Work to do ▸
Gather from the listing below each line that includes the word "image", and copy it.

Data provided ▸
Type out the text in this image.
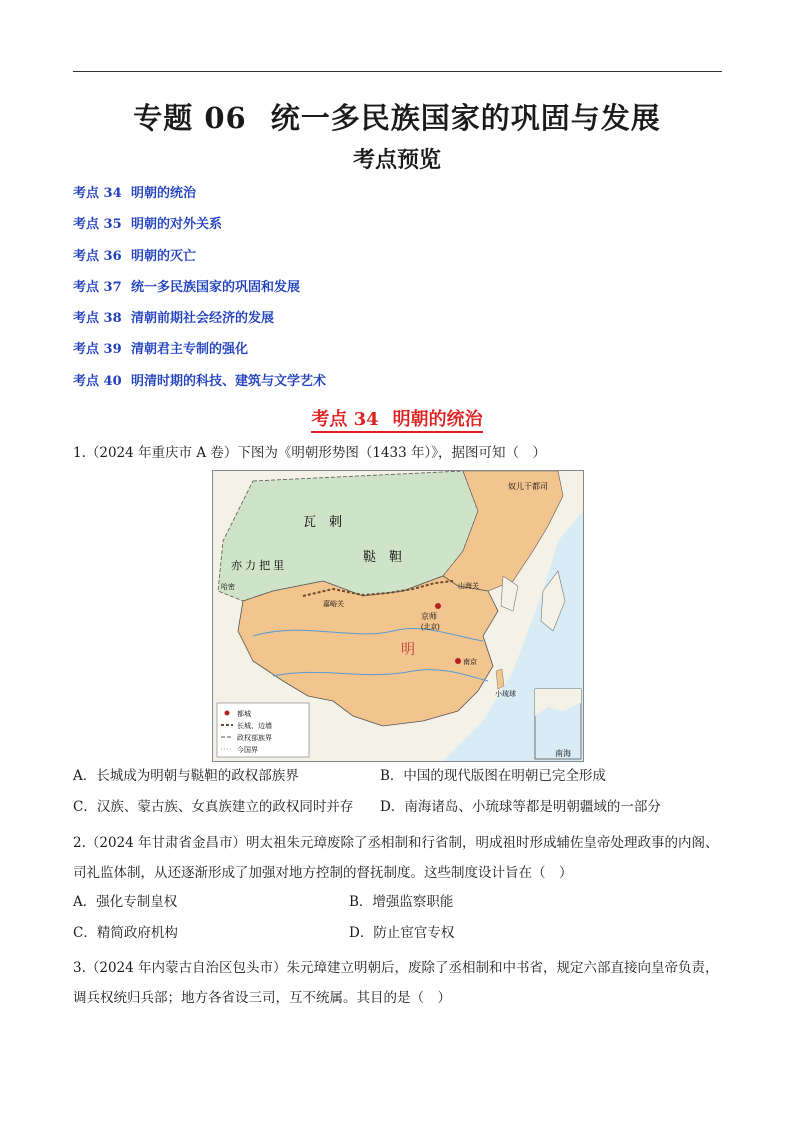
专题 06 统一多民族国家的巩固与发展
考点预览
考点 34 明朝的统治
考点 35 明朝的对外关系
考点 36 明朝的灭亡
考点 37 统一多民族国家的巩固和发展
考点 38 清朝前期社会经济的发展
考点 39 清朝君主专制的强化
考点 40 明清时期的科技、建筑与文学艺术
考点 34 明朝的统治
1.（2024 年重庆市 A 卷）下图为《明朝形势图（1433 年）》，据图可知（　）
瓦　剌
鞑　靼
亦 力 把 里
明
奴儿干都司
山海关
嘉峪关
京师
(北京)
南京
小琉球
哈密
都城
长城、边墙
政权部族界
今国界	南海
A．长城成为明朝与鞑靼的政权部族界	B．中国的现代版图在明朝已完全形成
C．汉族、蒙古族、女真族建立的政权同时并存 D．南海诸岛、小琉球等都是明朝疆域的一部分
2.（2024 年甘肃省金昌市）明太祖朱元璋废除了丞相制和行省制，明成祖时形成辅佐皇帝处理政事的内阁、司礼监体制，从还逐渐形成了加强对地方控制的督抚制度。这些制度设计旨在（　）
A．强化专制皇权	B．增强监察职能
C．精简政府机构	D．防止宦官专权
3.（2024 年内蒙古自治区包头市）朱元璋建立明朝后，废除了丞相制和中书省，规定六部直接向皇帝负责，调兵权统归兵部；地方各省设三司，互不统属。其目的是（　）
---
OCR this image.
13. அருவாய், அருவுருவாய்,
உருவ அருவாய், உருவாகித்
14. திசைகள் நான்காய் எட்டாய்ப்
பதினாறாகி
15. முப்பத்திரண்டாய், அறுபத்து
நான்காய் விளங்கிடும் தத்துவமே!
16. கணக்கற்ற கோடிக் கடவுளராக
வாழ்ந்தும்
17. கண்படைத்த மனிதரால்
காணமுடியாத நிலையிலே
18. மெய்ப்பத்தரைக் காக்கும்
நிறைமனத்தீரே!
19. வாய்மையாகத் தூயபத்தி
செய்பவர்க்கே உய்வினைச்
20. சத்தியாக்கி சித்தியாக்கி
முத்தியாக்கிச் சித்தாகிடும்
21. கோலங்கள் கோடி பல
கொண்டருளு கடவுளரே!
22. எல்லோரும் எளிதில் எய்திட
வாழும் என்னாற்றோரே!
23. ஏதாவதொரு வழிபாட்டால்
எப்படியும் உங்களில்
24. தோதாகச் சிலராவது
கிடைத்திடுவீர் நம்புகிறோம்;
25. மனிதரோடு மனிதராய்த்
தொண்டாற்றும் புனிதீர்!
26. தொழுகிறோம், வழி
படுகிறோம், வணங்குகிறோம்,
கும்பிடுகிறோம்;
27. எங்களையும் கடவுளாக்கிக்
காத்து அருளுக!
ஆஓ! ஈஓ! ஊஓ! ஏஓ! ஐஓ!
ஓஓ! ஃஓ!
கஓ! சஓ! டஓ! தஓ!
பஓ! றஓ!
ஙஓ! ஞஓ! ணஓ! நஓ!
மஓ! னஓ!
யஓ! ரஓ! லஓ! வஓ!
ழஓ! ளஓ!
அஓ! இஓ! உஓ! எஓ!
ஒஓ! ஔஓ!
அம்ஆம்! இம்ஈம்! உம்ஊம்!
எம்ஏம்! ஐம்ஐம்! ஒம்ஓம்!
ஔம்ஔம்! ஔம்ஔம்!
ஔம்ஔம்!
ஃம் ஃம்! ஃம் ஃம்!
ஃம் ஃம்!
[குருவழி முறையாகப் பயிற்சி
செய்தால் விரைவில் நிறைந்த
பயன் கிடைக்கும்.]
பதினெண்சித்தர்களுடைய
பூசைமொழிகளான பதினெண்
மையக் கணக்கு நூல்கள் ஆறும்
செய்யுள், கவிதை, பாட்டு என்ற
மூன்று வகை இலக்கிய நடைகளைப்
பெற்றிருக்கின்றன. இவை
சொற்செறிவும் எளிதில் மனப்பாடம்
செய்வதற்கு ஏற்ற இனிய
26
...
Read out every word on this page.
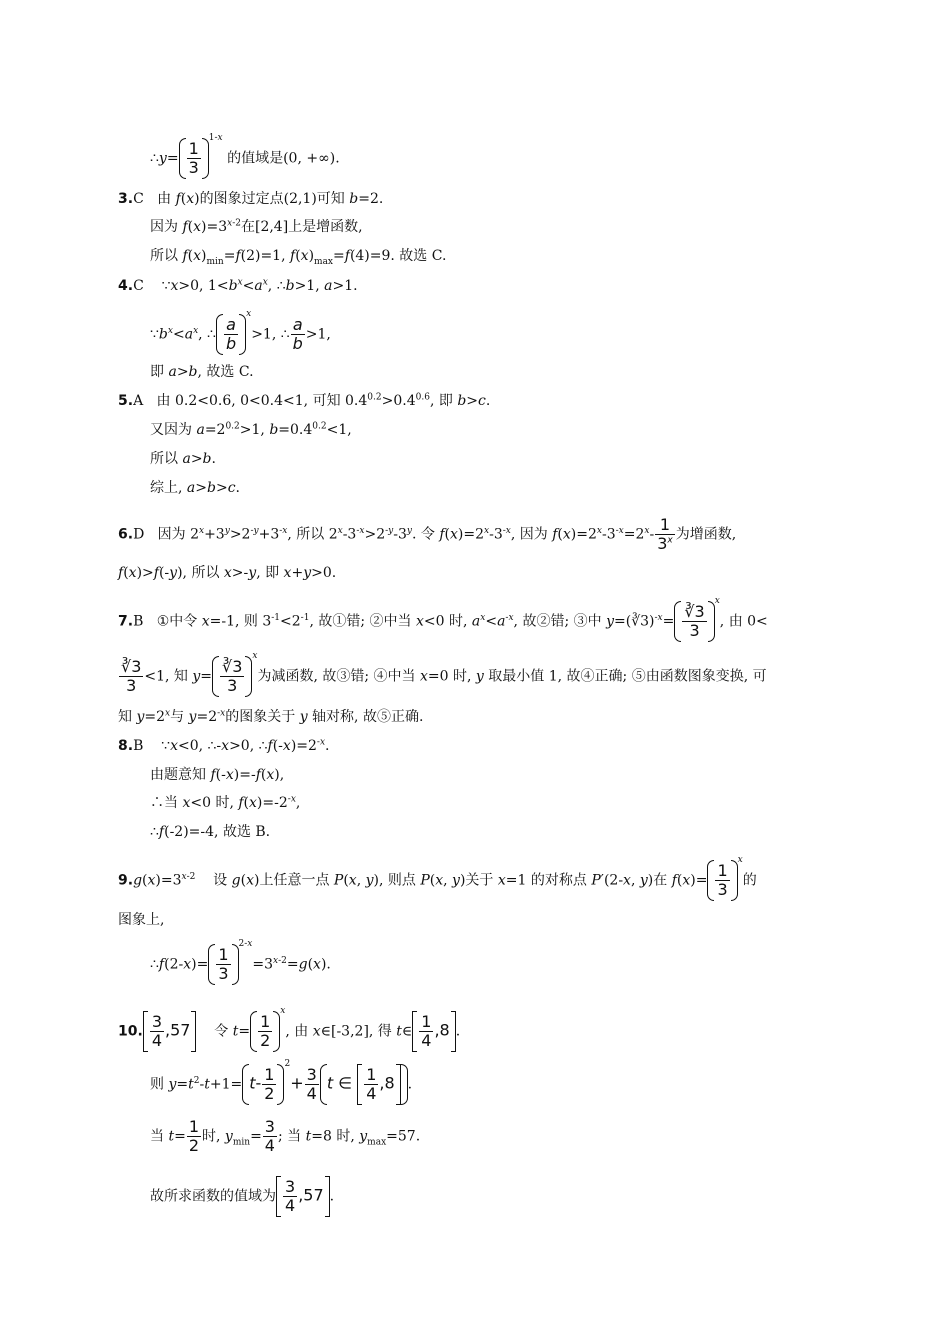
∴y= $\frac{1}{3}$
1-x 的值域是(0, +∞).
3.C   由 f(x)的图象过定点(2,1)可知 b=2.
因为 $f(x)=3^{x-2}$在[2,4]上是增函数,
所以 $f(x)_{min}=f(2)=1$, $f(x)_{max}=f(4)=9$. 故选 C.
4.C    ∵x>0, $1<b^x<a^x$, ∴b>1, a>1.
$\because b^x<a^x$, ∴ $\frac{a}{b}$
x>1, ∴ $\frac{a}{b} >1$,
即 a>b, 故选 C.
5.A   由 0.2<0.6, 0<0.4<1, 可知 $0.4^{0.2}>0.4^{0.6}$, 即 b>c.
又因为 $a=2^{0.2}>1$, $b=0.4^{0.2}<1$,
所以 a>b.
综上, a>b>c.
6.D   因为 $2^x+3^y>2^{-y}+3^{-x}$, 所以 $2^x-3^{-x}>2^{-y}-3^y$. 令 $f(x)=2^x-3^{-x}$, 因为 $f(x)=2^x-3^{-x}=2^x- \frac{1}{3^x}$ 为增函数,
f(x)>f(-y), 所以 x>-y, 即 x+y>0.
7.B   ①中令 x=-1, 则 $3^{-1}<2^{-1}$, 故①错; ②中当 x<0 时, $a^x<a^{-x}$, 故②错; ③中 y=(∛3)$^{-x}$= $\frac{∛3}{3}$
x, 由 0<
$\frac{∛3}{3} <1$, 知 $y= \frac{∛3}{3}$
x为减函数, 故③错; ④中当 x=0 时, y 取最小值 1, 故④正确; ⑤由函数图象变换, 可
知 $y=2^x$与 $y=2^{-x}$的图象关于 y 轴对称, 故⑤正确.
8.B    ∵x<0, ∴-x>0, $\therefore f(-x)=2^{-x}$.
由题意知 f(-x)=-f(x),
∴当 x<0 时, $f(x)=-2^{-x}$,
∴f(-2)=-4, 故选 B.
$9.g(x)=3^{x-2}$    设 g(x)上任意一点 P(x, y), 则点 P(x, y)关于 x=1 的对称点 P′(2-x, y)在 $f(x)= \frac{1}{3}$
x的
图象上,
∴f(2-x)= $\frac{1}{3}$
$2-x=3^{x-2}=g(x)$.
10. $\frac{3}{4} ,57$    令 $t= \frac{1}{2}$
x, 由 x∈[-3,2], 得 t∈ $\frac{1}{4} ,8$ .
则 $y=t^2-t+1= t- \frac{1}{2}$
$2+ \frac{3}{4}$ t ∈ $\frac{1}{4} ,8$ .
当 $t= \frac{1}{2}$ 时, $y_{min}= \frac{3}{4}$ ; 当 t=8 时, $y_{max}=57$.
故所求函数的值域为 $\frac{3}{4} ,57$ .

Exercise answer ▸
Type out the text in this image.
OCR this image.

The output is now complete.